(Source records)
+++
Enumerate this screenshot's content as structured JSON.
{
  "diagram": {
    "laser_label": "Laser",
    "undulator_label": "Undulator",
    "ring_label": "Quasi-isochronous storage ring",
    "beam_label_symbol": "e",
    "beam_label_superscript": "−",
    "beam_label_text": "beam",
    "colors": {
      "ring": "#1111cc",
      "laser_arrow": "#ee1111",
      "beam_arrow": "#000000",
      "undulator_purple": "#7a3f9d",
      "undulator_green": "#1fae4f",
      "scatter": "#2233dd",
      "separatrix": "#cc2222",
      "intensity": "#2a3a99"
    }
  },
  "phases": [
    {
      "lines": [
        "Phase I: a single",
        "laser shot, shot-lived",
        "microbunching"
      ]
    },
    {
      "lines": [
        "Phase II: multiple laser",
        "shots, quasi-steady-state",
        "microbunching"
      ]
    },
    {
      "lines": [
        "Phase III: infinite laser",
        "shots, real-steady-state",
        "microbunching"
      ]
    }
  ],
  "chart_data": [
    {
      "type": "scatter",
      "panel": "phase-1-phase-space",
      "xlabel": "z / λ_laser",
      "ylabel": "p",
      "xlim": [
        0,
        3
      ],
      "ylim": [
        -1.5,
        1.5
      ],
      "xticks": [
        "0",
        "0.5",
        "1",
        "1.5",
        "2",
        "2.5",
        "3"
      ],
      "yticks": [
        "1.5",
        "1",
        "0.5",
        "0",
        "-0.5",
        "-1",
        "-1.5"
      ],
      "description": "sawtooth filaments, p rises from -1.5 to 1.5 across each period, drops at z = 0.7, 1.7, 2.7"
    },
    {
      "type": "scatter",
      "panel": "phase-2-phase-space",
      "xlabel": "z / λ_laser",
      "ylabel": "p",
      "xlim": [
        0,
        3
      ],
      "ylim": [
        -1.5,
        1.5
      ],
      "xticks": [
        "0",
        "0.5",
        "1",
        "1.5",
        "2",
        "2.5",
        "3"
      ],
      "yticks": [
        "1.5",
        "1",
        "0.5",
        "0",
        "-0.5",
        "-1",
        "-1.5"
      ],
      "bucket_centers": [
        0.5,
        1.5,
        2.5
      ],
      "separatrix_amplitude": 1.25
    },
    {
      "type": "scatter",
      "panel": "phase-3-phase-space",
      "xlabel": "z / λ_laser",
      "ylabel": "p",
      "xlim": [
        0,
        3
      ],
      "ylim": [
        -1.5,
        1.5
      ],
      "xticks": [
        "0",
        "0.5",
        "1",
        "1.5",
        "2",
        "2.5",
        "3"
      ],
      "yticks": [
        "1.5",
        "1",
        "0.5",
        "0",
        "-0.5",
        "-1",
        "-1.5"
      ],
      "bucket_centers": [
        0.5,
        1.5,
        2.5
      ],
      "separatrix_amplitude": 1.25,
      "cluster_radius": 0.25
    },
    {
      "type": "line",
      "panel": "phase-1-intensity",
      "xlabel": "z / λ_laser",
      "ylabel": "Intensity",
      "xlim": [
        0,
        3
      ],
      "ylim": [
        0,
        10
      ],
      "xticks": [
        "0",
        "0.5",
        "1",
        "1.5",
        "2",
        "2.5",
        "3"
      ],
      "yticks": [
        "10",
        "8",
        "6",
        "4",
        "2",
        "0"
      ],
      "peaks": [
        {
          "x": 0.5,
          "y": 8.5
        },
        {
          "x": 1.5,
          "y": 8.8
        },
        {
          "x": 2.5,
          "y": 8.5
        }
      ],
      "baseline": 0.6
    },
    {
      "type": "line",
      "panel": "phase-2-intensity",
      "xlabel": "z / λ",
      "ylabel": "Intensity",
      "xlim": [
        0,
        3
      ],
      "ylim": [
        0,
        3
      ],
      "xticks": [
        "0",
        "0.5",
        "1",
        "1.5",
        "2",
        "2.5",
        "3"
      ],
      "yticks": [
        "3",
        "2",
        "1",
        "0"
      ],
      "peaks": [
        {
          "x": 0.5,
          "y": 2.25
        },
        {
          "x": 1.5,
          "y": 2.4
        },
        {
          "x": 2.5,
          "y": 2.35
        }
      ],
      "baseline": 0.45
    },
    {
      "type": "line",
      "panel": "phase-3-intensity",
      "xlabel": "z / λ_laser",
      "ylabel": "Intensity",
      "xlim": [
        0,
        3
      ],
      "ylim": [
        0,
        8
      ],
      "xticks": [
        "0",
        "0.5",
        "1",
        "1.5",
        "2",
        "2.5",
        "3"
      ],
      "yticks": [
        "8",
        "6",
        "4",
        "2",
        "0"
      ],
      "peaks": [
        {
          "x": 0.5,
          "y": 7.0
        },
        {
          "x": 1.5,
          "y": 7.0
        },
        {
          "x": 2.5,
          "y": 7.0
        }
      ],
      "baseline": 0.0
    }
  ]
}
+++
### [What is required]
Copy the records above exactly.

### [Finished exercise]
Enumerate this screenshot's content as structured JSON.
{
  "diagram": {
    "laser_label": "Laser",
    "undulator_label": "Undulator",
    "ring_label": "Quasi-isochronous storage ring",
    "beam_label_symbol": "e",
    "beam_label_superscript": "−",
    "beam_label_text": "beam",
    "colors": {
      "ring": "#1111cc",
      "laser_arrow": "#ee1111",
      "beam_arrow": "#000000",
      "undulator_purple": "#7a3f9d",
      "undulator_green": "#1fae4f",
      "scatter": "#2233dd",
      "separatrix": "#cc2222",
      "intensity": "#2a3a99"
    }
  },
  "phases": [
    {
      "lines": [
        "Phase I: a single",
        "laser shot, shot-lived",
        "microbunching"
      ]
    },
    {
      "lines": [
        "Phase II: multiple laser",
        "shots, quasi-steady-state",
        "microbunching"
      ]
    },
    {
      "lines": [
        "Phase III: infinite laser",
        "shots, real-steady-state",
        "microbunching"
      ]
    }
  ],
  "chart_data": [
    {
      "type": "scatter",
      "panel": "phase-1-phase-space",
      "xlabel": "z / λ_laser",
      "ylabel": "p",
      "xlim": [
        0,
        3
      ],
      "ylim": [
        -1.5,
        1.5
      ],
      "xticks": [
        "0",
        "0.5",
        "1",
        "1.5",
        "2",
        "2.5",
        "3"
      ],
      "yticks": [
        "1.5",
        "1",
        "0.5",
        "0",
        "-0.5",
        "-1",
        "-1.5"
      ],
      "description": "sawtooth filaments, p rises from -1.5 to 1.5 across each period, drops at z = 0.7, 1.7, 2.7"
    },
    {
      "type": "scatter",
      "panel": "phase-2-phase-space",
      "xlabel": "z / λ_laser",
      "ylabel": "p",
      "xlim": [
        0,
        3
      ],
      "ylim": [
        -1.5,
        1.5
      ],
      "xticks": [
        "0",
        "0.5",
        "1",
        "1.5",
        "2",
        "2.5",
        "3"
      ],
      "yticks": [
        "1.5",
        "1",
        "0.5",
        "0",
        "-0.5",
        "-1",
        "-1.5"
      ],
      "bucket_centers": [
        0.5,
        1.5,
        2.5
      ],
      "separatrix_amplitude": 1.25
    },
    {
      "type": "scatter",
      "panel": "phase-3-phase-space",
      "xlabel": "z / λ_laser",
      "ylabel": "p",
      "xlim": [
        0,
        3
      ],
      "ylim": [
        -1.5,
        1.5
      ],
      "xticks": [
        "0",
        "0.5",
        "1",
        "1.5",
        "2",
        "2.5",
        "3"
      ],
      "yticks": [
        "1.5",
        "1",
        "0.5",
        "0",
        "-0.5",
        "-1",
        "-1.5"
      ],
      "bucket_centers": [
        0.5,
        1.5,
        2.5
      ],
      "separatrix_amplitude": 1.25,
      "cluster_radius": 0.25
    },
    {
      "type": "line",
      "panel": "phase-1-intensity",
      "xlabel": "z / λ_laser",
      "ylabel": "Intensity",
      "xlim": [
        0,
        3
      ],
      "ylim": [
        0,
        10
      ],
      "xticks": [
        "0",
        "0.5",
        "1",
        "1.5",
        "2",
        "2.5",
        "3"
      ],
      "yticks": [
        "10",
        "8",
        "6",
        "4",
        "2",
        "0"
      ],
      "peaks": [
        {
          "x": 0.5,
          "y": 8.5
        },
        {
          "x": 1.5,
          "y": 8.8
        },
        {
          "x": 2.5,
          "y": 8.5
        }
      ],
      "baseline": 0.6
    },
    {
      "type": "line",
      "panel": "phase-2-intensity",
      "xlabel": "z / λ",
      "ylabel": "Intensity",
      "xlim": [
        0,
        3
      ],
      "ylim": [
        0,
        3
      ],
      "xticks": [
        "0",
        "0.5",
        "1",
        "1.5",
        "2",
        "2.5",
        "3"
      ],
      "yticks": [
        "3",
        "2",
        "1",
        "0"
      ],
      "peaks": [
        {
          "x": 0.5,
          "y": 2.25
        },
        {
          "x": 1.5,
          "y": 2.4
        },
        {
          "x": 2.5,
          "y": 2.35
        }
      ],
      "baseline": 0.45
    },
    {
      "type": "line",
      "panel": "phase-3-intensity",
      "xlabel": "z / λ_laser",
      "ylabel": "Intensity",
      "xlim": [
        0,
        3
      ],
      "ylim": [
        0,
        8
      ],
      "xticks": [
        "0",
        "0.5",
        "1",
        "1.5",
        "2",
        "2.5",
        "3"
      ],
      "yticks": [
        "8",
        "6",
        "4",
        "2",
        "0"
      ],
      "peaks": [
        {
          "x": 0.5,
          "y": 7.0
        },
        {
          "x": 1.5,
          "y": 7.0
        },
        {
          "x": 2.5,
          "y": 7.0
        }
      ],
      "baseline": 0.0
    }
  ]
}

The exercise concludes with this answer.